* Start *
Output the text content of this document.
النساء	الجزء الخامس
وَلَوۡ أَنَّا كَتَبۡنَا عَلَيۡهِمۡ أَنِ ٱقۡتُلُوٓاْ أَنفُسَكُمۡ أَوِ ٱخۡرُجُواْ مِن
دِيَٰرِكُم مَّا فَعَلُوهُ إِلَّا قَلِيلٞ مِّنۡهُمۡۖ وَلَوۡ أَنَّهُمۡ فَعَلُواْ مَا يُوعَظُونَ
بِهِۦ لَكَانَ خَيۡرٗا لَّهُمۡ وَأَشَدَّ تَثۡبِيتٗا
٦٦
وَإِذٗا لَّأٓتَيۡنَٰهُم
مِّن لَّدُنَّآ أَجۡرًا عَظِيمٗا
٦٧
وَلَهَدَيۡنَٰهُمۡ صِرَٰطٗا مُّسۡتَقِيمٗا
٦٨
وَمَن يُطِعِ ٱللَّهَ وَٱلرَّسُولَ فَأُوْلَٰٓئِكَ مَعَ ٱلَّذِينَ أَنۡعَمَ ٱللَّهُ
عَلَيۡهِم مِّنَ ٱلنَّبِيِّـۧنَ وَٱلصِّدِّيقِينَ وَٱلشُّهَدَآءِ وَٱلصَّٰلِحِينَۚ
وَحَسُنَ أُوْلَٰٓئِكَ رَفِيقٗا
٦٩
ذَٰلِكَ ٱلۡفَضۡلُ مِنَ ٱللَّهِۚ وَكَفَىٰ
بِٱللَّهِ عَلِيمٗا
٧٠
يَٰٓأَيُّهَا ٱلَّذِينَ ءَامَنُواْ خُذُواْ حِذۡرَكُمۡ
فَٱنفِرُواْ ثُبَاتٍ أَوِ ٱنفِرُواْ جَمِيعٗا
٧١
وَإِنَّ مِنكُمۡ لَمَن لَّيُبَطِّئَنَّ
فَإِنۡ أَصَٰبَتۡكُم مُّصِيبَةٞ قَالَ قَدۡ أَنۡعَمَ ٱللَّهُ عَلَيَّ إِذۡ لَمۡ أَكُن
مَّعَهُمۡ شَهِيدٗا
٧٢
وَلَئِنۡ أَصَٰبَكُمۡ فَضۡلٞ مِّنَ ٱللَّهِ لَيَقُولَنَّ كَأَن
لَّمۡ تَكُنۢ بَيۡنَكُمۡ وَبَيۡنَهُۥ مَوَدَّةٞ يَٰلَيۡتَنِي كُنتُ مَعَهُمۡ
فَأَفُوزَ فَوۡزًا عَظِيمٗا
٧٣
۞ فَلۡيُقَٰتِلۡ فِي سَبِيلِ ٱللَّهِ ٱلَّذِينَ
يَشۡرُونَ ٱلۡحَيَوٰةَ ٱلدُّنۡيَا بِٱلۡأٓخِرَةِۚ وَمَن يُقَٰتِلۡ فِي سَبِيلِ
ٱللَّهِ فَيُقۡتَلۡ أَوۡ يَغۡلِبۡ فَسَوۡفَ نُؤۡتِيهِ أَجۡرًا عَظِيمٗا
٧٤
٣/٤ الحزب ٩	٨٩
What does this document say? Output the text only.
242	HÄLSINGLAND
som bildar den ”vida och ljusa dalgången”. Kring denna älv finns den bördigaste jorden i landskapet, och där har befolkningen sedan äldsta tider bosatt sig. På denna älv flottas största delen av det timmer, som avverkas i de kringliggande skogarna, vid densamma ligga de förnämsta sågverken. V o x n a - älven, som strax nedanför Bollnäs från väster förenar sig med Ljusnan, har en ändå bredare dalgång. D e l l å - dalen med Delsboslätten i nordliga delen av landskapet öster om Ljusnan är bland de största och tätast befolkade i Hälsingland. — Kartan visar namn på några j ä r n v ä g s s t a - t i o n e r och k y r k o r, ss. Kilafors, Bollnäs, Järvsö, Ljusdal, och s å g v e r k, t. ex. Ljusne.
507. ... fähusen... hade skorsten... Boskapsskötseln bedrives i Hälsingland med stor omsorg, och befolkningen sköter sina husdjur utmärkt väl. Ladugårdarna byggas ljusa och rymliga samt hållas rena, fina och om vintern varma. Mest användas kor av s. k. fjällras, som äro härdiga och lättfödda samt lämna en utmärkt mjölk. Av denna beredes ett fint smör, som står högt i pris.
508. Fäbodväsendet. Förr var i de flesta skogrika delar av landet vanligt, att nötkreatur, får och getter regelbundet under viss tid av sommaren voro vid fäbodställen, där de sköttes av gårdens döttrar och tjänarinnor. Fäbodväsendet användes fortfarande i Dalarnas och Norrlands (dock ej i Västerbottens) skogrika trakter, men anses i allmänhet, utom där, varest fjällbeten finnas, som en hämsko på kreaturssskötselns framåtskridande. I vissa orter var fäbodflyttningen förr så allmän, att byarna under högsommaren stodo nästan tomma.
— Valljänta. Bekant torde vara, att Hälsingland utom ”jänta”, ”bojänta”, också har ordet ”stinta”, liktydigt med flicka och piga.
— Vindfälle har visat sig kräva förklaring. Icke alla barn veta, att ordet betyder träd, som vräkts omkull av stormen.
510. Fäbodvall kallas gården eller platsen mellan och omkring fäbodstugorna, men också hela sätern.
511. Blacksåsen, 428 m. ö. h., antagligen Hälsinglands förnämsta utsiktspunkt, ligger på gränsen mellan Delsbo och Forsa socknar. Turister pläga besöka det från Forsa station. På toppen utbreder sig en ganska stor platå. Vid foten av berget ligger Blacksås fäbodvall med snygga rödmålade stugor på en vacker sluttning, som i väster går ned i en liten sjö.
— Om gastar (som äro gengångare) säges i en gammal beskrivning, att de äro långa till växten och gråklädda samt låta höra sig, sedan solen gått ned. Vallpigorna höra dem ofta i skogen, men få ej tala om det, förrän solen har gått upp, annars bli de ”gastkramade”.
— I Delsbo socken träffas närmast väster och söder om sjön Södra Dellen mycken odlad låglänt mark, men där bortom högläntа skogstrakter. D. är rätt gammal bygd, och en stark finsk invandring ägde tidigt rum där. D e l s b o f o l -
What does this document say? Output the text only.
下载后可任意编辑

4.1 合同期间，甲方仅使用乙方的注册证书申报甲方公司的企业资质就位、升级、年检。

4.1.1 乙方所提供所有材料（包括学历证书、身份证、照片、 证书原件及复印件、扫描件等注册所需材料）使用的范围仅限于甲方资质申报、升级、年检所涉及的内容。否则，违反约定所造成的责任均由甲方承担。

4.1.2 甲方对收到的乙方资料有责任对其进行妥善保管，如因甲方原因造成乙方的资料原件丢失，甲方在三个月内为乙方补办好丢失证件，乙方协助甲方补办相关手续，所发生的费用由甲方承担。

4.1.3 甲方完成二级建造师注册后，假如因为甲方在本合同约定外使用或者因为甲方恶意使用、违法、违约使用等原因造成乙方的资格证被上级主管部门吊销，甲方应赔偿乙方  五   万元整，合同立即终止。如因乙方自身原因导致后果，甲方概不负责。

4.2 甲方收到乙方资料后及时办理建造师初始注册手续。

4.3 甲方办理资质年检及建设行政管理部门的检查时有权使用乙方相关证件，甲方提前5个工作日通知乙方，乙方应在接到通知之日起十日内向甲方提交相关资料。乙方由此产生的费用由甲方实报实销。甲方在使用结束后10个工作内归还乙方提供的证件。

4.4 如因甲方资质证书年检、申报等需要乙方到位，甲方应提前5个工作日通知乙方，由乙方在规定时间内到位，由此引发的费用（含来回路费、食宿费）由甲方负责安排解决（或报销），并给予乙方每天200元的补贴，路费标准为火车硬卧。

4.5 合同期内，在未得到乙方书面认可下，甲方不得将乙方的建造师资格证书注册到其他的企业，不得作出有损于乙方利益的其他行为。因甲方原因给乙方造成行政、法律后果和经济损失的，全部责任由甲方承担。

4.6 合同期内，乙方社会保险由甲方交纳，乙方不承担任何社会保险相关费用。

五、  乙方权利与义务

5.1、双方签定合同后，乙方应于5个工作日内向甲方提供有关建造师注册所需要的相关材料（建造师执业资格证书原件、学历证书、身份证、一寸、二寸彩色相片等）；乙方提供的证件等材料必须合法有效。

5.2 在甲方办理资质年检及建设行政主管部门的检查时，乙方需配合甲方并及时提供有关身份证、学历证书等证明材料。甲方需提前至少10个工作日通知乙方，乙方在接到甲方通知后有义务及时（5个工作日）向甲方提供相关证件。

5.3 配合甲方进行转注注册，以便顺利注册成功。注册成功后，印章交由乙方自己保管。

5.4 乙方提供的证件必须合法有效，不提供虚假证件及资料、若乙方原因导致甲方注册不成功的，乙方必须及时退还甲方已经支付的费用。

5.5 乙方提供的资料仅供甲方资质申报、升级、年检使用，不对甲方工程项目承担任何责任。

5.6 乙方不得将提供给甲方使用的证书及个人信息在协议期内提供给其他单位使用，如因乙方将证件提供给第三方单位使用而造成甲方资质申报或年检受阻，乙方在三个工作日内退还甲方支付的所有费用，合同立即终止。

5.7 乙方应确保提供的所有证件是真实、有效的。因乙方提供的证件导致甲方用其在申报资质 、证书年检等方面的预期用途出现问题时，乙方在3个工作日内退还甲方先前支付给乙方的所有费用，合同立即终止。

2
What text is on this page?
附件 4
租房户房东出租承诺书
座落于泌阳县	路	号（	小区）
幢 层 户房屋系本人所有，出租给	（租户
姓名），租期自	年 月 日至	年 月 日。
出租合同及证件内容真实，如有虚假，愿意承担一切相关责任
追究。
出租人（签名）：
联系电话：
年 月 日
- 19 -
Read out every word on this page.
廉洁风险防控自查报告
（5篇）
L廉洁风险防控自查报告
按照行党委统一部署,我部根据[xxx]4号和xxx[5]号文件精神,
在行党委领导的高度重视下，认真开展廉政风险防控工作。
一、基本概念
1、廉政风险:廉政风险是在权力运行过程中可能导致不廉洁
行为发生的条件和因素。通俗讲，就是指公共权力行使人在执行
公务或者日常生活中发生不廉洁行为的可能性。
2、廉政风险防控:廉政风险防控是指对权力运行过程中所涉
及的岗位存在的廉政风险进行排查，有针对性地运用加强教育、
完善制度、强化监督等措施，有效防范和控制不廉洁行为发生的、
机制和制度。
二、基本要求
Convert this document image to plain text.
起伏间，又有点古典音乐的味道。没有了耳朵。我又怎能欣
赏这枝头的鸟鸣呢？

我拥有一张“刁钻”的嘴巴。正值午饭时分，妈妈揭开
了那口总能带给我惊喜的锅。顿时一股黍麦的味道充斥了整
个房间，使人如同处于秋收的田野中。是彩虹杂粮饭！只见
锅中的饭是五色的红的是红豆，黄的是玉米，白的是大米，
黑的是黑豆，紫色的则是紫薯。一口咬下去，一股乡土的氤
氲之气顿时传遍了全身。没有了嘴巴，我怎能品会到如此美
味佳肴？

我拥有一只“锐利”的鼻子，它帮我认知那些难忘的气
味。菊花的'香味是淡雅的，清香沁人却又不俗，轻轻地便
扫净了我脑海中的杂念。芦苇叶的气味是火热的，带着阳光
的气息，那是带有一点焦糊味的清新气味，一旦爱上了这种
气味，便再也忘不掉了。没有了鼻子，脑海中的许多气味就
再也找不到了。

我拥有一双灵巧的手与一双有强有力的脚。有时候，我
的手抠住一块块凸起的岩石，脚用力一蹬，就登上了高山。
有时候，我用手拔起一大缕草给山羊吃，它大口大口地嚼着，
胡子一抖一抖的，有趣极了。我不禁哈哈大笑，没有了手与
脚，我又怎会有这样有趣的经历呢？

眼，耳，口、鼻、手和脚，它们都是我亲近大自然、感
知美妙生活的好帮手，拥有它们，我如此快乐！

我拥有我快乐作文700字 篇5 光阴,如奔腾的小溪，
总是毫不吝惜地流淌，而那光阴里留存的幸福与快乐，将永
* End *
- Set exercise:
Count how many lines in the data contain the word "utom", giving the number without comment.

- Solution:
2